*Text shown*
====

Infusion: Shaping Model Behavior by Editing Training Data via Influence Functions
J Rosser 1, Robert Kirk 2, Edward Grefenstette 3, Jakob Foerster 1, Laura Ruis 4
Published on arXiv
2602.09987
Data Poisoning Attack
OWASP ML Top 10 — ML02
Training Data Poisoning
OWASP LLM Top 10 — LLM03
Key Finding
Editing just 0.2% (100/45,000) of CIFAR-10 training documents via influence-guided perturbations achieves targeted misclassification competitive with explicit behavior injection, with attack transfer confirmed across ResNet ↔ CNN architectures in all 2,000 experiments.
Infusion
Novel technique introduced
Influence functions are commonly used to attribute model behavior to training documents. We explore the reverse: crafting training data that induces model behavior. Our framework, Infusion, uses scalable influence-function approximations to compute small perturbations to training documents that induce targeted changes in model behavior through parameter shifts. We evaluate Infusion on data poisoning tasks across vision and language domains. On CIFAR-10, we show that making subtle edits via Infusion to just 0.2% (100/45,000) of the training documents can be competitive with the baseline of inserting a small number of explicit behavior examples. We also find that Infusion transfers across architectures (ResNet $\leftrightarrow$ CNN), suggesting a single poisoned corpus can affect multiple independently trained models. In preliminary language experiments, we characterize when our approach increases the probability of target behaviors and when it fails, finding it most effective at amplifying behaviors the model has already learned. Taken together, these results show that small, subtle edits to training data can systematically shape model behavior, underscoring the importance of training data interpretability for adversaries and defenders alike. We provide the code here: https://github.com/jrosseruk/infusion.

====

*Record set*
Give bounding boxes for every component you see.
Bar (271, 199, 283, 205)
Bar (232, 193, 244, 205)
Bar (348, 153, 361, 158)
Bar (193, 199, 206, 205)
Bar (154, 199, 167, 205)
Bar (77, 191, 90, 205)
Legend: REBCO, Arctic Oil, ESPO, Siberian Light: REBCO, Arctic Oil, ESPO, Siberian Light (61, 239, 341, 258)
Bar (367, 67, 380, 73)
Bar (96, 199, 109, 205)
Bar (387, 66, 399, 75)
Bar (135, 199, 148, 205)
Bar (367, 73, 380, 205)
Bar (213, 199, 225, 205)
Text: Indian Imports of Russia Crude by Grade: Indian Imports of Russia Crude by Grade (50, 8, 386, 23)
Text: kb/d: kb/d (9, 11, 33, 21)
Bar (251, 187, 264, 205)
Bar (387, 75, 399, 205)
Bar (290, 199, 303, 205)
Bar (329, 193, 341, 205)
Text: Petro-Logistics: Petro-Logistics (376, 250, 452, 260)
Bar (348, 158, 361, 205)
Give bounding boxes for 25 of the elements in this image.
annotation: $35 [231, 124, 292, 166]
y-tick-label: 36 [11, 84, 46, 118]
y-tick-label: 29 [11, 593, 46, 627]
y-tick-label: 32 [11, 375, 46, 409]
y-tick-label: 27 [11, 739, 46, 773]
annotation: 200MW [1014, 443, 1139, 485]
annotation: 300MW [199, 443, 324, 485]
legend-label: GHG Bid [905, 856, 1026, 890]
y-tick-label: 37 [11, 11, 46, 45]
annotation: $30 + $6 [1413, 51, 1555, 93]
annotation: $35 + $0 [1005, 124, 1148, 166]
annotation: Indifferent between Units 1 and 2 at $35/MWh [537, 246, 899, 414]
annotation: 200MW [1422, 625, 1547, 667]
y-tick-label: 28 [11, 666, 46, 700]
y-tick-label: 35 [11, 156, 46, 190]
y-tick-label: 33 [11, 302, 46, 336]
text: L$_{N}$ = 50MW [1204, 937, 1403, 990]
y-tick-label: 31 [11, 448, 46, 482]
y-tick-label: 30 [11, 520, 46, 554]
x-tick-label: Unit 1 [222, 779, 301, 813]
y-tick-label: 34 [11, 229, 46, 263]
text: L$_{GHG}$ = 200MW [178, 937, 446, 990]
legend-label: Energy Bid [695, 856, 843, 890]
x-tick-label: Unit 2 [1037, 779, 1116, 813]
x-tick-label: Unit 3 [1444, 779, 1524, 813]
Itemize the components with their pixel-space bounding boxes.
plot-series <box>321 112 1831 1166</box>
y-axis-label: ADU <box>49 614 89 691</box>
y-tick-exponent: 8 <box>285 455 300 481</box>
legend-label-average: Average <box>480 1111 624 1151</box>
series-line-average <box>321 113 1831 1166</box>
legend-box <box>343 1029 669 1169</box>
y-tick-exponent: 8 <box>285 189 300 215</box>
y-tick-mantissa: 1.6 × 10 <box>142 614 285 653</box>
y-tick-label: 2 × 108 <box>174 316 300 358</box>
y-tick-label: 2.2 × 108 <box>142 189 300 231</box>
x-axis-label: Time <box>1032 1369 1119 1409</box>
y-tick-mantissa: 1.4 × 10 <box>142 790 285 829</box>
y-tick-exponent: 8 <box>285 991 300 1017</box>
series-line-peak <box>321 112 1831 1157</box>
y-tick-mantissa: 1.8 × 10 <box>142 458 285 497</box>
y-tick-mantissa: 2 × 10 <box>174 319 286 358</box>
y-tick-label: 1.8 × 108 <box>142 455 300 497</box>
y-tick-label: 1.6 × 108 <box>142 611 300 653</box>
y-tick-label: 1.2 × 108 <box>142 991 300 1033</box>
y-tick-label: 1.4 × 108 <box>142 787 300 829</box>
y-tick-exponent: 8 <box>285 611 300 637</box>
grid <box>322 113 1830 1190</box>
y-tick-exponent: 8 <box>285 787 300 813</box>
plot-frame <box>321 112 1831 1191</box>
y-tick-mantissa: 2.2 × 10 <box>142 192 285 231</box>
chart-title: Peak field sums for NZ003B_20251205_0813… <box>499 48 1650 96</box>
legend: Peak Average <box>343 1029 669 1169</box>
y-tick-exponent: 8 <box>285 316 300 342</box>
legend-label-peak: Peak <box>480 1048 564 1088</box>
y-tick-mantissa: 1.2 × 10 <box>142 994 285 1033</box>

====

*Parts of the exercise*
1. Please give the Infusion paper page again, everything from "Infusion: Shaping Model" down to "all 2,000 experiments.", swapping in "CIFAR-100" wherever "CIFAR-10" appears.
2. Carry on the Infusion paper page from the point where it stops.
The records are separate material, not part of the Infusion paper page.

*Responses per task*
1.
Infusion: Shaping Model Behavior by Editing Training Data via Influence Functions
J Rosser 1, Robert Kirk 2, Edward Grefenstette 3, Jakob Foerster 1, Laura Ruis 4
Published on arXiv
2602.09987
Data Poisoning Attack
OWASP ML Top 10 — ML02
Training Data Poisoning
OWASP LLM Top 10 — LLM03
Key Finding
Editing just 0.2% (100/45,000) of CIFAR-100 training documents via influence-guided perturbations achieves targeted misclassification competitive with explicit behavior injection, with attack transfer confirmed across ResNet ↔ CNN architectures in all 2,000 experiments.

2.
Key Contributions
- Infusion framework that uses EK-FAC influence function approximations to identify high-impact training documents and compute projected-gradient-descent perturbations maximizing a targeted adversarial objective without injecting explicit behavior examples
- Demonstrates cross-architecture transfer of a single poisoned corpus (ResNet ↔ CNN), implying one perturbed dataset can affect multiple independently trained models
- Preliminary extension to LLMs showing influence-guided perturbations shift token-level probabilities on GPT-Neo, with strongest effects when amplifying behaviors the model has already learned
🛡️ Threat Analysis
Infusion is explicitly a data poisoning attack: it computes gradient-based perturbations to existing training documents (not injecting new ones) that induce targeted parameter shifts and downstream behavioral changes. Evaluated on CIFAR-10 data poisoning tasks — 0.2% of training documents edited suffices to cause targeted misclassification, transferring across architectures.